Stored entries
* Start *

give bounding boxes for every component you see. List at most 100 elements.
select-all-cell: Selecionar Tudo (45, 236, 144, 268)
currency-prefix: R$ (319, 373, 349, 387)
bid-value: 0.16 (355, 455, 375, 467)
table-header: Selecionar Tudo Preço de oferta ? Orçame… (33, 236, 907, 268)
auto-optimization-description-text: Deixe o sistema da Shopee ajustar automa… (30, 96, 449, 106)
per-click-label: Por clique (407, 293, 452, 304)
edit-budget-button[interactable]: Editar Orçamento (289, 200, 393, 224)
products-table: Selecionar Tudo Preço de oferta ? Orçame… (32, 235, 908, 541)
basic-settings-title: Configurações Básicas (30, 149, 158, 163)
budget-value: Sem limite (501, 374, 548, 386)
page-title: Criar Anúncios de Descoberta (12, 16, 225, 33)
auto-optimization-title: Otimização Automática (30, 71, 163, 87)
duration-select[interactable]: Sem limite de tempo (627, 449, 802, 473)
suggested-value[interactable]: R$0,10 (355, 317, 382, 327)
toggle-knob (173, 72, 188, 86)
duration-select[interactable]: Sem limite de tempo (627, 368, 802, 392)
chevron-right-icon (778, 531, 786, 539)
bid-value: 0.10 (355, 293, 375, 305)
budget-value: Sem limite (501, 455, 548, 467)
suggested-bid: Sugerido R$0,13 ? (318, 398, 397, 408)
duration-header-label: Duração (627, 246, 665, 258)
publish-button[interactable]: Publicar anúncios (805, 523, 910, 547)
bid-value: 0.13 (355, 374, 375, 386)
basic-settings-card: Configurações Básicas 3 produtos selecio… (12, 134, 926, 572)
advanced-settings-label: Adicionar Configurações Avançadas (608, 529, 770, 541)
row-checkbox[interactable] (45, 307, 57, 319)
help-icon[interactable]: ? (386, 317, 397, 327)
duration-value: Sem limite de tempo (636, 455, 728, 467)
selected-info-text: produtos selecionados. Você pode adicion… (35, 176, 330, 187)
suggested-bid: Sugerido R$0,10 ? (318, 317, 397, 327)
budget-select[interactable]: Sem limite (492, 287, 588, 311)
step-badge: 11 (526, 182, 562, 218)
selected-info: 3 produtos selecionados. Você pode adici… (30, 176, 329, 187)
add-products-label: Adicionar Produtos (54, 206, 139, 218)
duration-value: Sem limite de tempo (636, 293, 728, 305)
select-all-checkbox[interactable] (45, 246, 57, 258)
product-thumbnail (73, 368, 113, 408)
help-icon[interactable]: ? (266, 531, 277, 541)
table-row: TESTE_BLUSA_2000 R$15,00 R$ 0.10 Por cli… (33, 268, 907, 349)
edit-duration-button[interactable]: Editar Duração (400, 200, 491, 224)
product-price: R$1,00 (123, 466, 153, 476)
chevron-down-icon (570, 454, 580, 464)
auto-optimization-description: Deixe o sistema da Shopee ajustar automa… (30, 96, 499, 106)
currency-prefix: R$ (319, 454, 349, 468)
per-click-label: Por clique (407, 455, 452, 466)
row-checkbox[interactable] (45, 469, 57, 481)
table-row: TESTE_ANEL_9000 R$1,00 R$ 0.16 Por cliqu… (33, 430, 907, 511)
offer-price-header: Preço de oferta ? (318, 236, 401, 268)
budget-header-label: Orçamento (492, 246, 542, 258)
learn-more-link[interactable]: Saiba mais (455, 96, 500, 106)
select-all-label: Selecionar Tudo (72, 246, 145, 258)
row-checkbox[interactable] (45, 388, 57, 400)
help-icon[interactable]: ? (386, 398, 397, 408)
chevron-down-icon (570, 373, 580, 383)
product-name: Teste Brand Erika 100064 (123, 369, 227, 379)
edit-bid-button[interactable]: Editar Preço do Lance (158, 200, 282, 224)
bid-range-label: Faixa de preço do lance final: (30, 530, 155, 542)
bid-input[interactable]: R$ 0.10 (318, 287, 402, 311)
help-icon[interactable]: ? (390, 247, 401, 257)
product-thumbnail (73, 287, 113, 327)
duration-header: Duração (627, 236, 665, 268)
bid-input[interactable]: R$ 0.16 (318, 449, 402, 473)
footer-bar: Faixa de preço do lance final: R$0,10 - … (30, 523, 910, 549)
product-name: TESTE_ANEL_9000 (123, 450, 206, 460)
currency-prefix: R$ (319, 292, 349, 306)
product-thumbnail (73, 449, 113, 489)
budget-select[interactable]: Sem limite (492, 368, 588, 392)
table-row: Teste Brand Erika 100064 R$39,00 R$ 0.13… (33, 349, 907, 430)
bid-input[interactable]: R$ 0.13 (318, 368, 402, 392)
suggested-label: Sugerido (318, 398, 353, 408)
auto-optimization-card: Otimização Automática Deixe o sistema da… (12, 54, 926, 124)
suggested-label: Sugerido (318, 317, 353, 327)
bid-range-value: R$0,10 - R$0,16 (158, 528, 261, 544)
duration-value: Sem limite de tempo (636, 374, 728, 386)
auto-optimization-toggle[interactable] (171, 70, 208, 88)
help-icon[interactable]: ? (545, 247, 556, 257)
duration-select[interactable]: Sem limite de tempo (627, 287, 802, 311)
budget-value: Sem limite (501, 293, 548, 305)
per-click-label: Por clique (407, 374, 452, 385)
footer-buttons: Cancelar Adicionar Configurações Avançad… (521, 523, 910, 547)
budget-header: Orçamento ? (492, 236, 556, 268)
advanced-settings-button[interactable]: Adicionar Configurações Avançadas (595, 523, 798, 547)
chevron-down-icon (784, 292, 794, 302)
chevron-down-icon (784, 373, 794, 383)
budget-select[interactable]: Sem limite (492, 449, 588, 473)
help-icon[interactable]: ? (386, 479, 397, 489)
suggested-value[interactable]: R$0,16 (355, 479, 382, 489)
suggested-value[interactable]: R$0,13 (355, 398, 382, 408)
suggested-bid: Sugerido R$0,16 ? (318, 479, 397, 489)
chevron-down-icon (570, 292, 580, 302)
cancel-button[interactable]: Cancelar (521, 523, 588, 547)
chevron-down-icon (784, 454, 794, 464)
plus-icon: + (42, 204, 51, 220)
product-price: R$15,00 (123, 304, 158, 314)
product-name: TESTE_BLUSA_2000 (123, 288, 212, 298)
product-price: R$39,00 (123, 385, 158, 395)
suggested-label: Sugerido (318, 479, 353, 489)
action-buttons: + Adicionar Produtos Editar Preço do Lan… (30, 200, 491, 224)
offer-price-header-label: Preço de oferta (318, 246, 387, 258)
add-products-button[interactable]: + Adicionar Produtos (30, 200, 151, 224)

* End *

> [Exercise instructions]:
Duplicate the items word for word, starting with the very first line and ending with the line that contains "publish-button[interactable]: Publicar anúncios".

> [Final result]:
give bounding boxes for every component you see. List at most 100 elements.
select-all-cell: Selecionar Tudo (45, 236, 144, 268)
currency-prefix: R$ (319, 373, 349, 387)
bid-value: 0.16 (355, 455, 375, 467)
table-header: Selecionar Tudo Preço de oferta ? Orçame… (33, 236, 907, 268)
auto-optimization-description-text: Deixe o sistema da Shopee ajustar automa… (30, 96, 449, 106)
per-click-label: Por clique (407, 293, 452, 304)
edit-budget-button[interactable]: Editar Orçamento (289, 200, 393, 224)
products-table: Selecionar Tudo Preço de oferta ? Orçame… (32, 235, 908, 541)
basic-settings-title: Configurações Básicas (30, 149, 158, 163)
budget-value: Sem limite (501, 374, 548, 386)
page-title: Criar Anúncios de Descoberta (12, 16, 225, 33)
auto-optimization-title: Otimização Automática (30, 71, 163, 87)
duration-select[interactable]: Sem limite de tempo (627, 449, 802, 473)
suggested-value[interactable]: R$0,10 (355, 317, 382, 327)
toggle-knob (173, 72, 188, 86)
duration-select[interactable]: Sem limite de tempo (627, 368, 802, 392)
chevron-right-icon (778, 531, 786, 539)
bid-value: 0.10 (355, 293, 375, 305)
budget-value: Sem limite (501, 455, 548, 467)
suggested-bid: Sugerido R$0,13 ? (318, 398, 397, 408)
duration-header-label: Duração (627, 246, 665, 258)
publish-button[interactable]: Publicar anúncios (805, 523, 910, 547)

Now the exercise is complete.